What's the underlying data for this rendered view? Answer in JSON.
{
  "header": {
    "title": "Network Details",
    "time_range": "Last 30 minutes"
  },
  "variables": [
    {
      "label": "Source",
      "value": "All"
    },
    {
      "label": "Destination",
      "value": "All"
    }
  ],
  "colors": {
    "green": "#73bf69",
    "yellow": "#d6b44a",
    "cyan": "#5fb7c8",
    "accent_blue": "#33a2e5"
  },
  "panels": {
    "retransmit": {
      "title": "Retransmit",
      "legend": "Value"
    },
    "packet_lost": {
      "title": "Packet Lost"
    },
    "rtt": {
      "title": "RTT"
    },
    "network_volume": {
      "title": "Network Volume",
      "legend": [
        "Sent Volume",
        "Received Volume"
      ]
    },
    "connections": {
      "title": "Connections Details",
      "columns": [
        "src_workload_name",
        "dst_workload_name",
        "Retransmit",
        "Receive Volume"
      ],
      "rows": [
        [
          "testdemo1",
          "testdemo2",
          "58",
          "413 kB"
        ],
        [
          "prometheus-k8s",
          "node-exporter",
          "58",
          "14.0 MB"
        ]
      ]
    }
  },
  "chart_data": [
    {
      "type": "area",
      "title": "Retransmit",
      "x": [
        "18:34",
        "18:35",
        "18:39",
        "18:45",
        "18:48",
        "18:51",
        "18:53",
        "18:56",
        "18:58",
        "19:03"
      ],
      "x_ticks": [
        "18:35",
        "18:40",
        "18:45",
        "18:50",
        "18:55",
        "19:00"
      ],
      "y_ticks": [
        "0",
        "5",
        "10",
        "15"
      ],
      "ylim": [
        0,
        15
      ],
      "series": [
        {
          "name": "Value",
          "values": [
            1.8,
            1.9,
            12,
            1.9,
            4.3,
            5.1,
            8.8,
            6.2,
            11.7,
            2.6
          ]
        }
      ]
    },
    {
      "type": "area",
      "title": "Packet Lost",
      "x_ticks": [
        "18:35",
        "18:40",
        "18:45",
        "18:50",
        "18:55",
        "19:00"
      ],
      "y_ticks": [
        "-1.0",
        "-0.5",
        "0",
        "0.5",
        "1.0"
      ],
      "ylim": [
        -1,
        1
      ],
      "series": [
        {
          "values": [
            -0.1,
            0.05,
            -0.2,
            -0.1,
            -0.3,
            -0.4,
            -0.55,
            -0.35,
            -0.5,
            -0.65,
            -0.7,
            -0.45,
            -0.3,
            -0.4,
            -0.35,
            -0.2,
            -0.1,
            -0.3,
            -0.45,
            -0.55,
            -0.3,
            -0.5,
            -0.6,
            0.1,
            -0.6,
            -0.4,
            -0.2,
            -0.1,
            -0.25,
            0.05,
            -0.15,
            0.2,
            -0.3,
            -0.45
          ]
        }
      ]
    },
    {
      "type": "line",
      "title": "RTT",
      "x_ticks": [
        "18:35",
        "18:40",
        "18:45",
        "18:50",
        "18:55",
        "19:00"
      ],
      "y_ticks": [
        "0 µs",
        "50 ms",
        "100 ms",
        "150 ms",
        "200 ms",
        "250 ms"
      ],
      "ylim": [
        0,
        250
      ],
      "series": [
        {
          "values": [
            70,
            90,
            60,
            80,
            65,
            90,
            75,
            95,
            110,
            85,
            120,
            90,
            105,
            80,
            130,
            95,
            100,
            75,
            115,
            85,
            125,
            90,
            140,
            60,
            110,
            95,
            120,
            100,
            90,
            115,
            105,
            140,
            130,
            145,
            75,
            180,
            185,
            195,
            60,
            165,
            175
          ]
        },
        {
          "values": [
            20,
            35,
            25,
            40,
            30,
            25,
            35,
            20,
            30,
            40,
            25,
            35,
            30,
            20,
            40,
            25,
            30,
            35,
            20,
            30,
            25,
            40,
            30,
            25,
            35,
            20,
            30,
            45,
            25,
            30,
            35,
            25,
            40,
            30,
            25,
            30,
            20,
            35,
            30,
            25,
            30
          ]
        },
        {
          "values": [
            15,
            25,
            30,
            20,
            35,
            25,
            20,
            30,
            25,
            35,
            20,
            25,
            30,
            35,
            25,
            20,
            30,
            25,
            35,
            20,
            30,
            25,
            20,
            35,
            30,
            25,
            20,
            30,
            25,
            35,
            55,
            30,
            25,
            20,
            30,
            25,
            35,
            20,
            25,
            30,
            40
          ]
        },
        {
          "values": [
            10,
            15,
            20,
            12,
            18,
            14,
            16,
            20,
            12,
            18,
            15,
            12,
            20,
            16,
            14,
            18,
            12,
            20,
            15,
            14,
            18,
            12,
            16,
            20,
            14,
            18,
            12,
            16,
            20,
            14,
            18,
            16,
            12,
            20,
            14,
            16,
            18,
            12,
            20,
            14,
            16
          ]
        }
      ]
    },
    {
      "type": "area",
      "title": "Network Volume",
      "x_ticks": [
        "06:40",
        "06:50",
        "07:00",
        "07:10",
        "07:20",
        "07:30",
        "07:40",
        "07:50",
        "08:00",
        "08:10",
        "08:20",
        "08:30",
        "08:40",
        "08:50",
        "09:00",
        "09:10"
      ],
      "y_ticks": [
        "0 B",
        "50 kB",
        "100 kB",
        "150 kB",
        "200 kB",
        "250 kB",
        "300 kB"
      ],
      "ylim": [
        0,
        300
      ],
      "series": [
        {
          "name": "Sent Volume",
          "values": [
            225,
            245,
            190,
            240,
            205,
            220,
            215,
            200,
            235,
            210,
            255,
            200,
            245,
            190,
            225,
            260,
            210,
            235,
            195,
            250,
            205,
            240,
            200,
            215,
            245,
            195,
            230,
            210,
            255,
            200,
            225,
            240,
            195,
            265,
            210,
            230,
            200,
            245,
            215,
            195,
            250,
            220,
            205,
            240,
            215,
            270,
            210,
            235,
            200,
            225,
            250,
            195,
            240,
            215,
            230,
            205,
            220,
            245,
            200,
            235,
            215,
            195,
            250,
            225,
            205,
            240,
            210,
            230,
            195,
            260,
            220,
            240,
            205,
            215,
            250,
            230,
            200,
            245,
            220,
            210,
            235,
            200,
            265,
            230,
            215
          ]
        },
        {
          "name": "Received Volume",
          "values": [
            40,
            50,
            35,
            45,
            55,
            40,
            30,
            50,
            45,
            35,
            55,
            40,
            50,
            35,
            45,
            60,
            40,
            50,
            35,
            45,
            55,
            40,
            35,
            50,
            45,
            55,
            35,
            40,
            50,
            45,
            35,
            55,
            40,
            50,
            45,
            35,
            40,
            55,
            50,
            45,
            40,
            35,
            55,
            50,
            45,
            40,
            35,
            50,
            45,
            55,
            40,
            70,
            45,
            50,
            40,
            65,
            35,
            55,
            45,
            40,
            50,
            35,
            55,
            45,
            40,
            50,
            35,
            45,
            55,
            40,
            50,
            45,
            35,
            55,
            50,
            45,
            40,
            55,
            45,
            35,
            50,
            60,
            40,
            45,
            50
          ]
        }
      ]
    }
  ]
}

GIVEN EXERCISE: Nothing may be left out: return each entry exactly as it reads.

SOLUTION:
What's the underlying data for this rendered view? Answer in JSON.
{
  "header": {
    "title": "Network Details",
    "time_range": "Last 30 minutes"
  },
  "variables": [
    {
      "label": "Source",
      "value": "All"
    },
    {
      "label": "Destination",
      "value": "All"
    }
  ],
  "colors": {
    "green": "#73bf69",
    "yellow": "#d6b44a",
    "cyan": "#5fb7c8",
    "accent_blue": "#33a2e5"
  },
  "panels": {
    "retransmit": {
      "title": "Retransmit",
      "legend": "Value"
    },
    "packet_lost": {
      "title": "Packet Lost"
    },
    "rtt": {
      "title": "RTT"
    },
    "network_volume": {
      "title": "Network Volume",
      "legend": [
        "Sent Volume",
        "Received Volume"
      ]
    },
    "connections": {
      "title": "Connections Details",
      "columns": [
        "src_workload_name",
        "dst_workload_name",
        "Retransmit",
        "Receive Volume"
      ],
      "rows": [
        [
          "testdemo1",
          "testdemo2",
          "58",
          "413 kB"
        ],
        [
          "prometheus-k8s",
          "node-exporter",
          "58",
          "14.0 MB"
        ]
      ]
    }
  },
  "chart_data": [
    {
      "type": "area",
      "title": "Retransmit",
      "x": [
        "18:34",
        "18:35",
        "18:39",
        "18:45",
        "18:48",
        "18:51",
        "18:53",
        "18:56",
        "18:58",
        "19:03"
      ],
      "x_ticks": [
        "18:35",
        "18:40",
        "18:45",
        "18:50",
        "18:55",
        "19:00"
      ],
      "y_ticks": [
        "0",
        "5",
        "10",
        "15"
      ],
      "ylim": [
        0,
        15
      ],
      "series": [
        {
          "name": "Value",
          "values": [
            1.8,
            1.9,
            12,
            1.9,
            4.3,
            5.1,
            8.8,
            6.2,
            11.7,
            2.6
          ]
        }
      ]
    },
    {
      "type": "area",
      "title": "Packet Lost",
      "x_ticks": [
        "18:35",
        "18:40",
        "18:45",
        "18:50",
        "18:55",
        "19:00"
      ],
      "y_ticks": [
        "-1.0",
        "-0.5",
        "0",
        "0.5",
        "1.0"
      ],
      "ylim": [
        -1,
        1
      ],
      "series": [
        {
          "values": [
            -0.1,
            0.05,
            -0.2,
            -0.1,
            -0.3,
            -0.4,
            -0.55,
            -0.35,
            -0.5,
            -0.65,
            -0.7,
            -0.45,
            -0.3,
            -0.4,
            -0.35,
            -0.2,
            -0.1,
            -0.3,
            -0.45,
            -0.55,
            -0.3,
            -0.5,
            -0.6,
            0.1,
            -0.6,
            -0.4,
            -0.2,
            -0.1,
            -0.25,
            0.05,
            -0.15,
            0.2,
            -0.3,
            -0.45
          ]
        }
      ]
    },
    {
      "type": "line",
      "title": "RTT",
      "x_ticks": [
        "18:35",
        "18:40",
        "18:45",
        "18:50",
        "18:55",
        "19:00"
      ],
      "y_ticks": [
        "0 µs",
        "50 ms",
        "100 ms",
        "150 ms",
        "200 ms",
        "250 ms"
      ],
      "ylim": [
        0,
        250
      ],
      "series": [
        {
          "values": [
            70,
            90,
            60,
            80,
            65,
            90,
            75,
            95,
            110,
            85,
            120,
            90,
            105,
            80,
            130,
            95,
            100,
            75,
            115,
            85,
            125,
            90,
            140,
            60,
            110,
            95,
            120,
            100,
            90,
            115,
            105,
            140,
            130,
            145,
            75,
            180,
            185,
            195,
            60,
            165,
            175
          ]
        },
        {
          "values": [
            20,
            35,
            25,
            40,
            30,
            25,
            35,
            20,
            30,
            40,
            25,
            35,
            30,
            20,
            40,
            25,
            30,
            35,
            20,
            30,
            25,
            40,
            30,
            25,
            35,
            20,
            30,
            45,
            25,
            30,
            35,
            25,
            40,
            30,
            25,
            30,
            20,
            35,
            30,
            25,
            30
          ]
        },
        {
          "values": [
            15,
            25,
            30,
            20,
            35,
            25,
            20,
            30,
            25,
            35,
            20,
            25,
            30,
            35,
            25,
            20,
            30,
            25,
            35,
            20,
            30,
            25,
            20,
            35,
            30,
            25,
            20,
            30,
            25,
            35,
            55,
            30,
            25,
            20,
            30,
            25,
            35,
            20,
            25,
            30,
            40
          ]
        },
        {
          "values": [
            10,
            15,
            20,
            12,
            18,
            14,
            16,
            20,
            12,
            18,
            15,
            12,
            20,
            16,
            14,
            18,
            12,
            20,
            15,
            14,
            18,
            12,
            16,
            20,
            14,
            18,
            12,
            16,
            20,
            14,
            18,
            16,
            12,
            20,
            14,
            16,
            18,
            12,
            20,
            14,
            16
          ]
        }
      ]
    },
    {
      "type": "area",
      "title": "Network Volume",
      "x_ticks": [
        "06:40",
        "06:50",
        "07:00",
        "07:10",
        "07:20",
        "07:30",
        "07:40",
        "07:50",
        "08:00",
        "08:10",
        "08:20",
        "08:30",
        "08:40",
        "08:50",
        "09:00",
        "09:10"
      ],
      "y_ticks": [
        "0 B",
        "50 kB",
        "100 kB",
        "150 kB",
        "200 kB",
        "250 kB",
        "300 kB"
      ],
      "ylim": [
        0,
        300
      ],
      "series": [
        {
          "name": "Sent Volume",
          "values": [
            225,
            245,
            190,
            240,
            205,
            220,
            215,
            200,
            235,
            210,
            255,
            200,
            245,
            190,
            225,
            260,
            210,
            235,
            195,
            250,
            205,
            240,
            200,
            215,
            245,
            195,
            230,
            210,
            255,
            200,
            225,
            240,
            195,
            265,
            210,
            230,
            200,
            245,
            215,
            195,
            250,
            220,
            205,
            240,
            215,
            270,
            210,
            235,
            200,
            225,
            250,
            195,
            240,
            215,
            230,
            205,
            220,
            245,
            200,
            235,
            215,
            195,
            250,
            225,
            205,
            240,
            210,
            230,
            195,
            260,
            220,
            240,
            205,
            215,
            250,
            230,
            200,
            245,
            220,
            210,
            235,
            200,
            265,
            230,
            215
          ]
        },
        {
          "name": "Received Volume",
          "values": [
            40,
            50,
            35,
            45,
            55,
            40,
            30,
            50,
            45,
            35,
            55,
            40,
            50,
            35,
            45,
            60,
            40,
            50,
            35,
            45,
            55,
            40,
            35,
            50,
            45,
            55,
            35,
            40,
            50,
            45,
            35,
            55,
            40,
            50,
            45,
            35,
            40,
            55,
            50,
            45,
            40,
            35,
            55,
            50,
            45,
            40,
            35,
            50,
            45,
            55,
            40,
            70,
            45,
            50,
            40,
            65,
            35,
            55,
            45,
            40,
            50,
            35,
            55,
            45,
            40,
            50,
            35,
            45,
            55,
            40,
            50,
            45,
            35,
            55,
            50,
            45,
            40,
            55,
            45,
            35,
            50,
            60,
            40,
            45,
            50
          ]
        }
      ]
    }
  ]
}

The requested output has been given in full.